» **Exercise**
Restate all of the entries exactly, dropping any pictures they hold.

» **Records supplied**
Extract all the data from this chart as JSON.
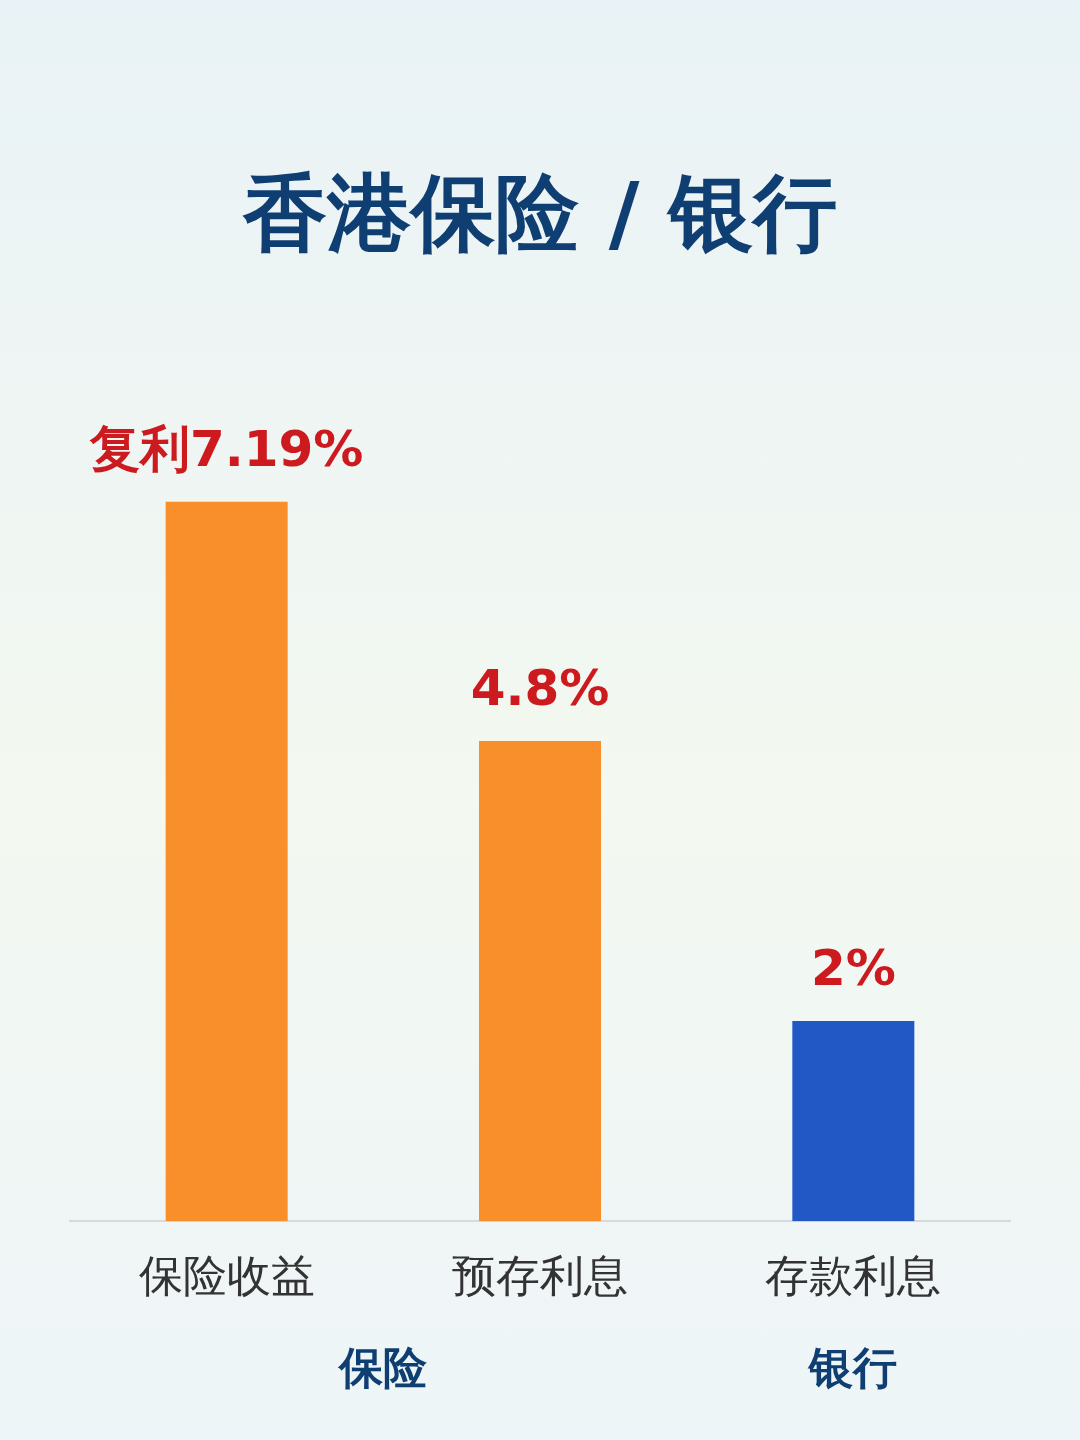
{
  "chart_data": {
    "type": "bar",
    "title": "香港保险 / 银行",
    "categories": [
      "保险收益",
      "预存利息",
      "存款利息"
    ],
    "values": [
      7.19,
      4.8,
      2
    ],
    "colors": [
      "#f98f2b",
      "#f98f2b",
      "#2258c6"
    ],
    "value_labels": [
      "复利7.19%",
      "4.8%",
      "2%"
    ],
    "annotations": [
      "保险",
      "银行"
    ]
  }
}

» **Complete response**
Extract all the data from this chart as JSON.
{
  "chart_data": {
    "type": "bar",
    "title": "香港保险 / 银行",
    "categories": [
      "保险收益",
      "预存利息",
      "存款利息"
    ],
    "values": [
      7.19,
      4.8,
      2
    ],
    "colors": [
      "#f98f2b",
      "#f98f2b",
      "#2258c6"
    ],
    "value_labels": [
      "复利7.19%",
      "4.8%",
      "2%"
    ],
    "annotations": [
      "保险",
      "银行"
    ]
  }
}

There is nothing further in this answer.